* _Aim_:
Rewrite the listing lines from the one containing "stop-icon[interactable]: ◎: [470, 8, 480, 22]" through the one containing "379, 474, 397]", swapping "db-vendor-icon" for "vendor-icon" and leaving everything else unchanged.

* _Records to use_:
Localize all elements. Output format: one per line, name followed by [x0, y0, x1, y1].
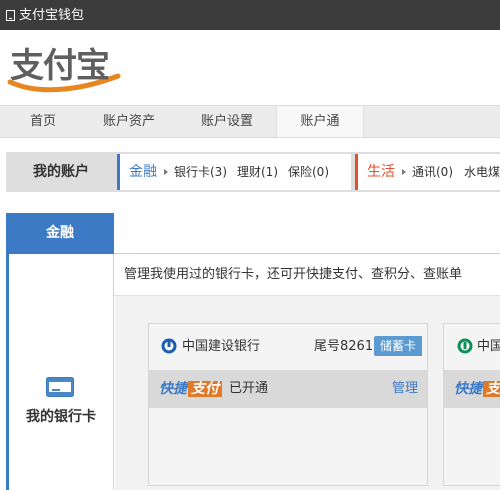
life-group: 生活 通讯(0) 水电煤 [355, 154, 500, 190]
window-title: 支付宝钱包 [19, 8, 85, 23]
alipay-logo[interactable]: 支付宝 [6, 46, 124, 93]
card-tail-number: 尾号8261 [314, 339, 374, 354]
card-type-badge: 储蓄卡 [374, 336, 423, 356]
utilities-link[interactable]: 水电煤 [464, 154, 500, 190]
bank-name: 中国 [477, 339, 500, 354]
section-description: 管理我使用过的银行卡，还可开快捷支付、查积分、查账单 [124, 267, 463, 282]
bank-card-icon [46, 377, 74, 397]
wealth-link[interactable]: 理财(1) [237, 154, 278, 190]
logo-text: 支付宝 [10, 46, 110, 86]
nav-home[interactable]: 首页 [10, 106, 76, 137]
arrow-right-icon [164, 169, 168, 175]
nav-account-link[interactable]: 账户通 [276, 106, 364, 137]
quick-pay-row: 快捷 支付 已开通 管理 [149, 370, 427, 408]
bank-logo-icon [457, 338, 473, 354]
sidebar-panel: 我的银行卡 [6, 254, 114, 490]
finance-group: 金融 银行卡(3) 理财(1) 保险(0) [117, 154, 351, 190]
life-label[interactable]: 生活 [367, 154, 395, 190]
my-account-label: 我的账户 [33, 164, 89, 180]
nav-account-assets[interactable]: 账户资产 [90, 106, 168, 137]
quick-pay-row: 快捷支 [444, 370, 500, 408]
card-header: 中国 [444, 324, 500, 370]
app-window-icon [6, 10, 15, 21]
nav-account-settings[interactable]: 账户设置 [188, 106, 266, 137]
ccb-logo-icon [161, 338, 177, 354]
insurance-link[interactable]: 保险(0) [288, 154, 329, 190]
main-nav: 首页 账户资产 账户设置 账户通 [0, 105, 500, 138]
bank-name: 中国建设银行 [182, 339, 261, 354]
card-header: 中国建设银行 尾号8261 储蓄卡 [149, 324, 427, 370]
sidebar-finance-tab[interactable]: 金融 [6, 213, 114, 254]
bank-card: 中国 快捷支 [443, 323, 500, 486]
telecom-link[interactable]: 通讯(0) [412, 154, 453, 190]
bank-card: 中国建设银行 尾号8261 储蓄卡 快捷 支付 已开通 管理 [148, 323, 428, 486]
header: 支付宝 [0, 30, 500, 105]
my-account-bar: 我的账户 金融 银行卡(3) 理财(1) 保险(0) 生活 通讯(0) 水电煤 [6, 152, 500, 192]
quick-pay-status: 已开通 [229, 381, 269, 396]
finance-label[interactable]: 金融 [129, 154, 157, 190]
arrow-right-icon [402, 169, 406, 175]
bank-cards-link[interactable]: 银行卡(3) [174, 154, 227, 190]
manage-link[interactable]: 管理 [392, 370, 418, 408]
quick-pay-logo: 快捷支 [454, 379, 500, 399]
my-bank-cards-label[interactable]: 我的银行卡 [9, 406, 113, 426]
quick-pay-logo: 快捷 支付 [159, 379, 222, 399]
window-titlebar: 支付宝钱包 [0, 0, 500, 30]
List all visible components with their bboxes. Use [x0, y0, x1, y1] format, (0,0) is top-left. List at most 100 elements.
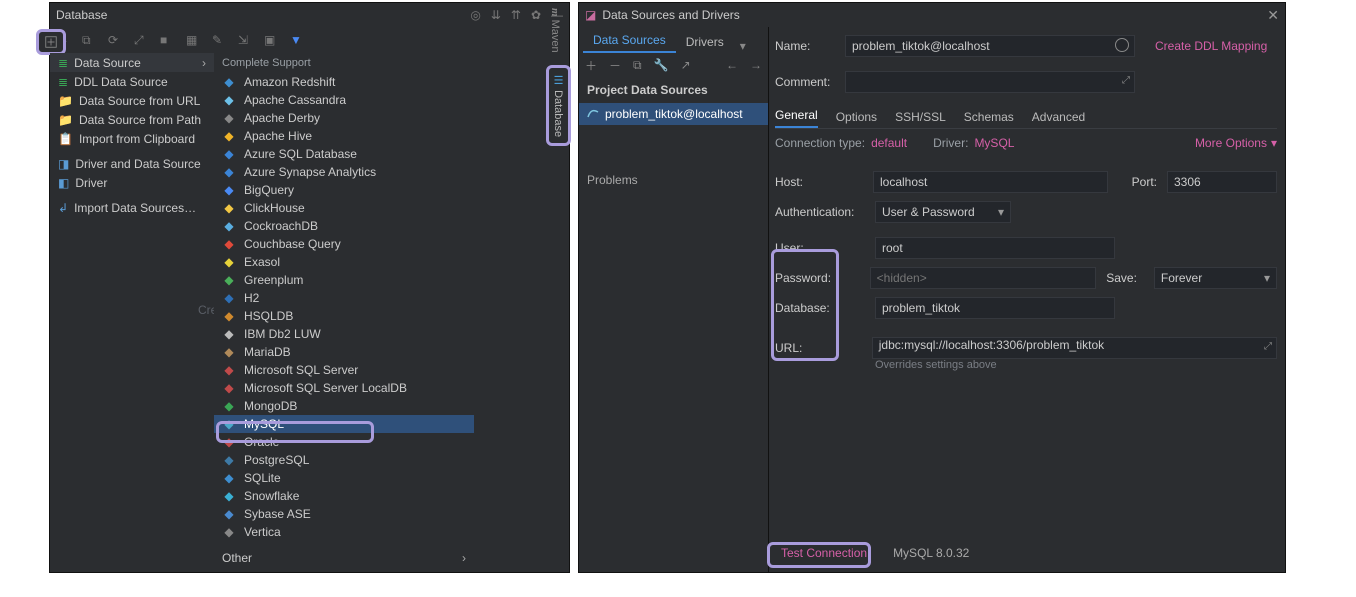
stop-icon[interactable]: ◎: [470, 8, 480, 22]
connection-type-value[interactable]: default: [871, 136, 907, 150]
db-option-h2[interactable]: ◆H2: [214, 289, 474, 307]
db-option-mysql[interactable]: ◆MySQL: [214, 415, 474, 433]
url-input[interactable]: jdbc:mysql://localhost:3306/problem_tikt…: [872, 337, 1277, 359]
db-vendor-icon: ◆: [222, 237, 236, 251]
db-option-apache-cassandra[interactable]: ◆Apache Cassandra: [214, 91, 474, 109]
maven-vtab[interactable]: m Maven: [546, 2, 564, 59]
db-option-oracle[interactable]: ◆Oracle: [214, 433, 474, 451]
jump-icon[interactable]: ⤢: [134, 33, 148, 47]
db-option-azure-synapse-analytics[interactable]: ◆Azure Synapse Analytics: [214, 163, 474, 181]
subtab-general[interactable]: General: [775, 108, 818, 128]
test-connection-link[interactable]: Test Connection: [775, 544, 873, 562]
add-icon[interactable]: ＋: [585, 57, 597, 74]
db-vendor-icon: ◆: [222, 129, 236, 143]
comment-input[interactable]: ⤢: [845, 71, 1135, 93]
grid-icon[interactable]: ▦: [186, 33, 200, 47]
url-icon: 📁: [58, 94, 73, 108]
db-option-microsoft-sql-server-localdb[interactable]: ◆Microsoft SQL Server LocalDB: [214, 379, 474, 397]
db-option-label: Oracle: [244, 435, 279, 449]
copy-icon[interactable]: ⧉: [633, 58, 642, 73]
expand-icon[interactable]: ⤢: [1122, 75, 1130, 86]
tab-data-sources[interactable]: Data Sources: [583, 29, 676, 53]
create-ddl-mapping-link[interactable]: Create DDL Mapping: [1155, 39, 1267, 53]
expand-icon[interactable]: ⇈: [511, 8, 521, 22]
db-vendor-icon: ◆: [222, 111, 236, 125]
auth-select[interactable]: User & Password▾: [875, 201, 1011, 223]
forward-icon[interactable]: →: [750, 58, 762, 72]
ctx-ddl-data-source[interactable]: ≣DDL Data Source: [50, 72, 214, 91]
ctx-driver-and-data-source[interactable]: ◨Driver and Data Source: [50, 154, 214, 173]
driver-value-link[interactable]: MySQL: [974, 136, 1014, 150]
db-option-apache-hive[interactable]: ◆Apache Hive: [214, 127, 474, 145]
db-option-sybase-ase[interactable]: ◆Sybase ASE: [214, 505, 474, 523]
back-icon[interactable]: ←: [726, 58, 738, 72]
collapse-icon[interactable]: ⇊: [491, 8, 501, 22]
ctx-other[interactable]: Other›: [214, 547, 474, 569]
password-input[interactable]: [870, 267, 1097, 289]
add-datasource-button[interactable]: [36, 29, 66, 55]
db-option-label: Exasol: [244, 255, 280, 269]
close-icon[interactable]: ✕: [1267, 7, 1279, 24]
ctx-data-source-path[interactable]: 📁Data Source from Path: [50, 110, 214, 129]
subtab-options[interactable]: Options: [836, 110, 877, 128]
db-option-greenplum[interactable]: ◆Greenplum: [214, 271, 474, 289]
ctx-import-clipboard[interactable]: 📋Import from Clipboard: [50, 129, 214, 148]
save-select[interactable]: Forever▾: [1154, 267, 1277, 289]
db-option-mariadb[interactable]: ◆MariaDB: [214, 343, 474, 361]
copy-icon[interactable]: ⧉: [82, 33, 96, 47]
db-option-bigquery[interactable]: ◆BigQuery: [214, 181, 474, 199]
db-option-mongodb[interactable]: ◆MongoDB: [214, 397, 474, 415]
db-option-postgresql[interactable]: ◆PostgreSQL: [214, 451, 474, 469]
database-vtab[interactable]: ☰ Database: [546, 65, 571, 146]
host-input[interactable]: [873, 171, 1108, 193]
ctx-data-source-url[interactable]: 📁Data Source from URL: [50, 91, 214, 110]
subtab-schemas[interactable]: Schemas: [964, 110, 1014, 128]
wrench-icon[interactable]: 🔧: [654, 58, 669, 72]
name-input[interactable]: [845, 35, 1135, 57]
db-option-snowflake[interactable]: ◆Snowflake: [214, 487, 474, 505]
subtab-sshssl[interactable]: SSH/SSL: [895, 110, 946, 128]
ctx-driver[interactable]: ◧Driver: [50, 173, 214, 192]
comment-label: Comment:: [775, 75, 845, 89]
subtab-advanced[interactable]: Advanced: [1032, 110, 1085, 128]
db-option-sqlite[interactable]: ◆SQLite: [214, 469, 474, 487]
db-option-clickhouse[interactable]: ◆ClickHouse: [214, 199, 474, 217]
stop-sq-icon[interactable]: ■: [160, 33, 174, 47]
mysql-icon: [587, 107, 599, 122]
expand-icon[interactable]: ⤢: [1264, 341, 1272, 352]
color-ring-icon[interactable]: [1115, 38, 1129, 52]
gear-icon[interactable]: ✿: [531, 8, 541, 22]
goto-icon[interactable]: ↗: [681, 58, 691, 72]
db-option-exasol[interactable]: ◆Exasol: [214, 253, 474, 271]
remove-icon[interactable]: －: [609, 57, 621, 74]
db-option-azure-sql-database[interactable]: ◆Azure SQL Database: [214, 145, 474, 163]
db-vendor-icon: ◆: [222, 75, 236, 89]
edit-icon[interactable]: ✎: [212, 33, 226, 47]
tab-drivers[interactable]: Drivers: [676, 31, 734, 53]
db-option-amazon-redshift[interactable]: ◆Amazon Redshift: [214, 73, 474, 91]
db-option-ibm-db2-luw[interactable]: ◆IBM Db2 LUW: [214, 325, 474, 343]
database-input[interactable]: [875, 297, 1115, 319]
tree-datasource-item[interactable]: problem_tiktok@localhost: [579, 103, 768, 125]
chevron-down-icon[interactable]: ▾: [740, 39, 746, 53]
db-option-hsqldb[interactable]: ◆HSQLDB: [214, 307, 474, 325]
problems-section[interactable]: Problems: [579, 165, 768, 195]
db-vendor-icon: ◆: [222, 219, 236, 233]
db-vendor-icon: ◆: [222, 381, 236, 395]
more-options-link[interactable]: More Options▾: [1195, 136, 1277, 150]
db-option-cockroachdb[interactable]: ◆CockroachDB: [214, 217, 474, 235]
layout-icon[interactable]: ▣: [264, 33, 278, 47]
user-input[interactable]: [875, 237, 1115, 259]
db-option-couchbase-query[interactable]: ◆Couchbase Query: [214, 235, 474, 253]
filter-icon[interactable]: ▼: [290, 33, 304, 47]
ctx-import-data-sources[interactable]: ↲Import Data Sources…: [50, 198, 214, 217]
path-icon: 📁: [58, 113, 73, 127]
refresh-icon[interactable]: ⟳: [108, 33, 122, 47]
diagram-icon[interactable]: ⇲: [238, 33, 252, 47]
db-option-apache-derby[interactable]: ◆Apache Derby: [214, 109, 474, 127]
db-option-microsoft-sql-server[interactable]: ◆Microsoft SQL Server: [214, 361, 474, 379]
chevron-down-icon: ▾: [1271, 136, 1277, 150]
db-option-vertica[interactable]: ◆Vertica: [214, 523, 474, 541]
port-input[interactable]: [1167, 171, 1277, 193]
ctx-data-source[interactable]: ≣Data Source›: [50, 53, 214, 72]
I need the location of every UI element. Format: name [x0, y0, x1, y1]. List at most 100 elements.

* _The output_:
stop-icon[interactable]: ◎: [470, 8, 480, 22]
connection-type-value[interactable]: default: [871, 136, 907, 150]
db-option-h2[interactable]: ◆H2: [214, 289, 474, 307]
db-option-mysql[interactable]: ◆MySQL: [214, 415, 474, 433]
url-input[interactable]: jdbc:mysql://localhost:3306/problem_tikt…: [872, 337, 1277, 359]
vendor-icon: ◆: [222, 237, 236, 251]
db-option-apache-cassandra[interactable]: ◆Apache Cassandra: [214, 91, 474, 109]
maven-vtab[interactable]: m Maven: [546, 2, 564, 59]
db-option-oracle[interactable]: ◆Oracle: [214, 433, 474, 451]
jump-icon[interactable]: ⤢: [134, 33, 148, 47]
db-option-azure-synapse-analytics[interactable]: ◆Azure Synapse Analytics: [214, 163, 474, 181]
subtab-general[interactable]: General: [775, 108, 818, 128]
test-connection-link[interactable]: Test Connection: [775, 544, 873, 562]
add-icon[interactable]: ＋: [585, 57, 597, 74]
vendor-icon: ◆: [222, 129, 236, 143]
comment-input[interactable]: ⤢: [845, 71, 1135, 93]
grid-icon[interactable]: ▦: [186, 33, 200, 47]
url-icon: 📁: [58, 94, 73, 108]
db-option-microsoft-sql-server-localdb[interactable]: ◆Microsoft SQL Server LocalDB: [214, 379, 474, 397]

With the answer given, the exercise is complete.